## Document section
25/10/2013 - OECD Secretary-General Angel Gurría today formally launched Colombia’s accession process with Colombian President Juan Manuel Santos.
Speaking to members of the Colombia government, elected officials, business leaders, academics and representatives of civil society, Mr Gurría said that the country’s accession process builds on the close collaboration that exists between the OECD and Colombia. This engagement reflects Colombia’s commitment to further strengthening its public policies and economic performance.
“Colombia is looking ahead decisively and taking a step towards a stronger and better future,” Mr Gurria said during the launch event. “We will now work together to ensure that accession to the OECD contributes to better policies for better lives of all Colombians.” (Read the full speech)
The 34 OECD Members approved a Roadmap to accession for Colombia on 19 September 2013, establishing the process and setting out the terms for future membership. This follows the political decision taken at the OECD Ministerial Meeting in Paris in May 2013.
The first step in the process will see Colombia submit an Initial Memorandum setting out its position on some 250 OECD legal instruments (see www.oecd.org/acts). This will lead to a series of technical reviews conducted by OECD experts, who will present their findings to the Organisation’s Committees, which, in turn, will submit to the OECD Council a formal evaluation of Colombia’s policies in their areas of competence.
These reviews will be an opportunity to share with the Colombian authorities OECD best practices and standards as well as helping to identify areas for further reforms. The accession process has no definite timeline and ultimately depends on the ability of Colombia to successfully complete the technical reviews.

## Stored records
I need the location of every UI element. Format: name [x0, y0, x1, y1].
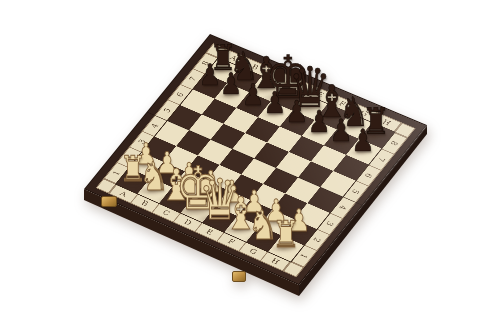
piece-black-pawn-d7: ♟: [263, 88, 286, 118]
brass-clasp: [101, 196, 117, 207]
chess-set-scene: ABCDEFGHABCDEFGH8765432187654321 ♜♞♝♚♛♝♞…: [0, 0, 500, 333]
piece-black-pawn-a7: ♟: [199, 61, 221, 90]
brass-clasp: [232, 271, 246, 282]
piece-white-rook-h1: ♜: [272, 217, 300, 254]
piece-black-pawn-c7: ♟: [242, 79, 265, 109]
product-photo: ABCDEFGHABCDEFGH8765432187654321 ♜♞♝♚♛♝♞…: [0, 0, 500, 333]
piece-black-pawn-b7: ♟: [220, 70, 243, 100]
piece-black-pawn-h7: ♟: [352, 125, 375, 156]
piece-black-pawn-e7: ♟: [285, 98, 308, 128]
piece-black-pawn-f7: ♟: [307, 107, 330, 137]
piece-black-pawn-g7: ♟: [329, 116, 352, 146]
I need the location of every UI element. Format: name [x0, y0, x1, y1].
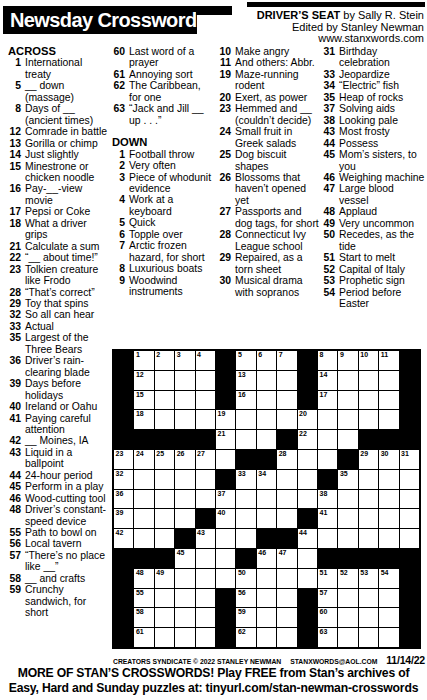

## Your instructions
Reproduce verbatim the passage of the OECD press release on Colombia's accession process from "The 34 OECD" up to and including "areas of competence.".

## The answer
The 34 OECD Members approved a Roadmap to accession for Colombia on 19 September 2013, establishing the process and setting out the terms for future membership. This follows the political decision taken at the OECD Ministerial Meeting in Paris in May 2013.
The first step in the process will see Colombia submit an Initial Memorandum setting out its position on some 250 OECD legal instruments (see www.oecd.org/acts). This will lead to a series of technical reviews conducted by OECD experts, who will present their findings to the Organisation’s Committees, which, in turn, will submit to the OECD Council a formal evaluation of Colombia’s policies in their areas of competence.